* [Records to process]
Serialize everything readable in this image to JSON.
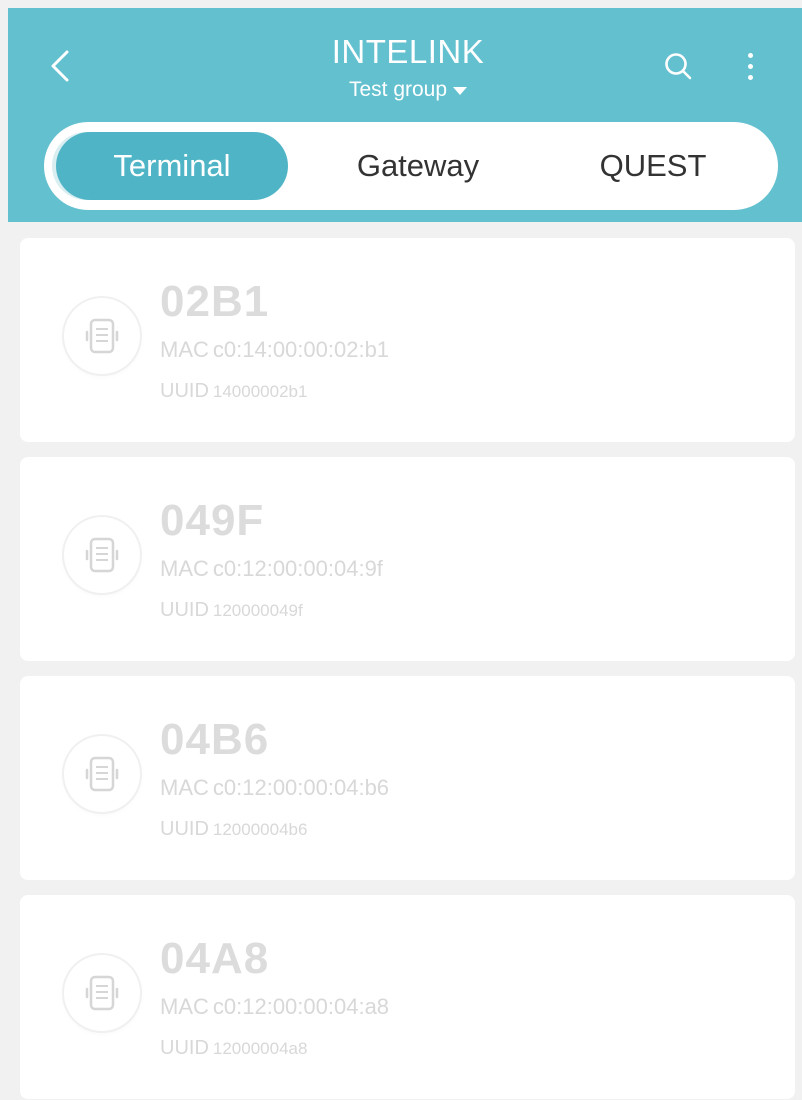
{
  "header": {
    "title": "INTELINK",
    "group_label": "Test group",
    "background_color": "#62c0cf",
    "icons": {
      "back": "chevron-left-icon",
      "search": "search-icon",
      "more": "more-vertical-icon",
      "group_dropdown": "caret-down-icon"
    }
  },
  "tabs": [
    {
      "label": "Terminal",
      "active": true
    },
    {
      "label": "Gateway",
      "active": false
    },
    {
      "label": "QUEST",
      "active": false
    }
  ],
  "devices": [
    {
      "name": "02B1",
      "mac_label": "MAC",
      "mac": "c0:14:00:00:02:b1",
      "uuid_label": "UUID",
      "uuid": "14000002b1"
    },
    {
      "name": "049F",
      "mac_label": "MAC",
      "mac": "c0:12:00:00:04:9f",
      "uuid_label": "UUID",
      "uuid": "120000049f"
    },
    {
      "name": "04B6",
      "mac_label": "MAC",
      "mac": "c0:12:00:00:04:b6",
      "uuid_label": "UUID",
      "uuid": "12000004b6"
    },
    {
      "name": "04A8",
      "mac_label": "MAC",
      "mac": "c0:12:00:00:04:a8",
      "uuid_label": "UUID",
      "uuid": "12000004a8"
    }
  ],
  "device_icon": "terminal-device-icon",
  "accent_color": "#4fb5c6"
}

* [Task goal] Write out the records above exactly as they stand, leaving out every picture.

* [Reply]
Serialize everything readable in this image to JSON.
{
  "header": {
    "title": "INTELINK",
    "group_label": "Test group",
    "background_color": "#62c0cf",
    "icons": {
      "back": "chevron-left-icon",
      "search": "search-icon",
      "more": "more-vertical-icon",
      "group_dropdown": "caret-down-icon"
    }
  },
  "tabs": [
    {
      "label": "Terminal",
      "active": true
    },
    {
      "label": "Gateway",
      "active": false
    },
    {
      "label": "QUEST",
      "active": false
    }
  ],
  "devices": [
    {
      "name": "02B1",
      "mac_label": "MAC",
      "mac": "c0:14:00:00:02:b1",
      "uuid_label": "UUID",
      "uuid": "14000002b1"
    },
    {
      "name": "049F",
      "mac_label": "MAC",
      "mac": "c0:12:00:00:04:9f",
      "uuid_label": "UUID",
      "uuid": "120000049f"
    },
    {
      "name": "04B6",
      "mac_label": "MAC",
      "mac": "c0:12:00:00:04:b6",
      "uuid_label": "UUID",
      "uuid": "12000004b6"
    },
    {
      "name": "04A8",
      "mac_label": "MAC",
      "mac": "c0:12:00:00:04:a8",
      "uuid_label": "UUID",
      "uuid": "12000004a8"
    }
  ],
  "device_icon": "terminal-device-icon",
  "accent_color": "#4fb5c6"
}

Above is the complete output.